Return every line of the material exactly.

──────── AVAILABLE DATA

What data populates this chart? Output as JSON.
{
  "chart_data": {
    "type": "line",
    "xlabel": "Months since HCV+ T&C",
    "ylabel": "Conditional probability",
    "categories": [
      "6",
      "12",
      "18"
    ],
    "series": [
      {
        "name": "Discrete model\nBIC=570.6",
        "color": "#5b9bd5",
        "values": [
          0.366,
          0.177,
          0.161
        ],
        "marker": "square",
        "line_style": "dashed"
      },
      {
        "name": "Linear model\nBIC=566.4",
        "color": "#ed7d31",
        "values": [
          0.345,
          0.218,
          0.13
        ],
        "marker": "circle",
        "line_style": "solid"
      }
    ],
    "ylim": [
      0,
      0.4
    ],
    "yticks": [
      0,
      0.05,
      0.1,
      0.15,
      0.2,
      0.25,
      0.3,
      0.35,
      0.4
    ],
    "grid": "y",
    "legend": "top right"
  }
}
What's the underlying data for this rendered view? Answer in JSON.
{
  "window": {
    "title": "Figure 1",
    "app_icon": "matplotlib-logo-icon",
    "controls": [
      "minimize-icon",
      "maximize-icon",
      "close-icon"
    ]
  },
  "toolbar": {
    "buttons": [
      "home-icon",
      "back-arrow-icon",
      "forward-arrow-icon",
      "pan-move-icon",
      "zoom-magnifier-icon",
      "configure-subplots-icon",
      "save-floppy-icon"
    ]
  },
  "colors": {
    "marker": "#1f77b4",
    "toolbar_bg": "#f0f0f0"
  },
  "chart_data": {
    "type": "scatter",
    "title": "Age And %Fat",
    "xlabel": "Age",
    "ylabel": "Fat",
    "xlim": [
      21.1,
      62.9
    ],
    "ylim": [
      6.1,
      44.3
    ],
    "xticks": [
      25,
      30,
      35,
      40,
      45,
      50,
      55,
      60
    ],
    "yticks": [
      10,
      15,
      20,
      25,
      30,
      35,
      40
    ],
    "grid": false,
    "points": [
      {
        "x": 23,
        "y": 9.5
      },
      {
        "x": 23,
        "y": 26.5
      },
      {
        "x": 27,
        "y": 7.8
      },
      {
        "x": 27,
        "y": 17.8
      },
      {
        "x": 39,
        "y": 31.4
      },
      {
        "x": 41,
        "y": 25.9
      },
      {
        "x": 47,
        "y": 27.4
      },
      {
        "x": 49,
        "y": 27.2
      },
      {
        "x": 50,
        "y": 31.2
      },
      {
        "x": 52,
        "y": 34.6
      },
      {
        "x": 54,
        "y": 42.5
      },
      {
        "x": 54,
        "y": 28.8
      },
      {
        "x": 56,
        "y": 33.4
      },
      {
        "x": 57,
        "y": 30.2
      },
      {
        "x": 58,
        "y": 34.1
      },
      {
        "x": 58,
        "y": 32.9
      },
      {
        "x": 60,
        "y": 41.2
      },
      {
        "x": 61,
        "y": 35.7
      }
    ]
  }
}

────────────────

▶ _RESULT_:
What data populates this chart? Output as JSON.
{
  "chart_data": {
    "type": "line",
    "xlabel": "Months since HCV+ T&C",
    "ylabel": "Conditional probability",
    "categories": [
      "6",
      "12",
      "18"
    ],
    "series": [
      {
        "name": "Discrete model\nBIC=570.6",
        "color": "#5b9bd5",
        "values": [
          0.366,
          0.177,
          0.161
        ],
        "marker": "square",
        "line_style": "dashed"
      },
      {
        "name": "Linear model\nBIC=566.4",
        "color": "#ed7d31",
        "values": [
          0.345,
          0.218,
          0.13
        ],
        "marker": "circle",
        "line_style": "solid"
      }
    ],
    "ylim": [
      0,
      0.4
    ],
    "yticks": [
      0,
      0.05,
      0.1,
      0.15,
      0.2,
      0.25,
      0.3,
      0.35,
      0.4
    ],
    "grid": "y",
    "legend": "top right"
  }
}
What's the underlying data for this rendered view? Answer in JSON.
{
  "window": {
    "title": "Figure 1",
    "app_icon": "matplotlib-logo-icon",
    "controls": [
      "minimize-icon",
      "maximize-icon",
      "close-icon"
    ]
  },
  "toolbar": {
    "buttons": [
      "home-icon",
      "back-arrow-icon",
      "forward-arrow-icon",
      "pan-move-icon",
      "zoom-magnifier-icon",
      "configure-subplots-icon",
      "save-floppy-icon"
    ]
  },
  "colors": {
    "marker": "#1f77b4",
    "toolbar_bg": "#f0f0f0"
  },
  "chart_data": {
    "type": "scatter",
    "title": "Age And %Fat",
    "xlabel": "Age",
    "ylabel": "Fat",
    "xlim": [
      21.1,
      62.9
    ],
    "ylim": [
      6.1,
      44.3
    ],
    "xticks": [
      25,
      30,
      35,
      40,
      45,
      50,
      55,
      60
    ],
    "yticks": [
      10,
      15,
      20,
      25,
      30,
      35,
      40
    ],
    "grid": false,
    "points": [
      {
        "x": 23,
        "y": 9.5
      },
      {
        "x": 23,
        "y": 26.5
      },
      {
        "x": 27,
        "y": 7.8
      },
      {
        "x": 27,
        "y": 17.8
      },
      {
        "x": 39,
        "y": 31.4
      },
      {
        "x": 41,
        "y": 25.9
      },
      {
        "x": 47,
        "y": 27.4
      },
      {
        "x": 49,
        "y": 27.2
      },
      {
        "x": 50,
        "y": 31.2
      },
      {
        "x": 52,
        "y": 34.6
      },
      {
        "x": 54,
        "y": 42.5
      },
      {
        "x": 54,
        "y": 28.8
      },
      {
        "x": 56,
        "y": 33.4
      },
      {
        "x": 57,
        "y": 30.2
      },
      {
        "x": 58,
        "y": 34.1
      },
      {
        "x": 58,
        "y": 32.9
      },
      {
        "x": 60,
        "y": 41.2
      },
      {
        "x": 61,
        "y": 35.7
      }
    ]
  }
}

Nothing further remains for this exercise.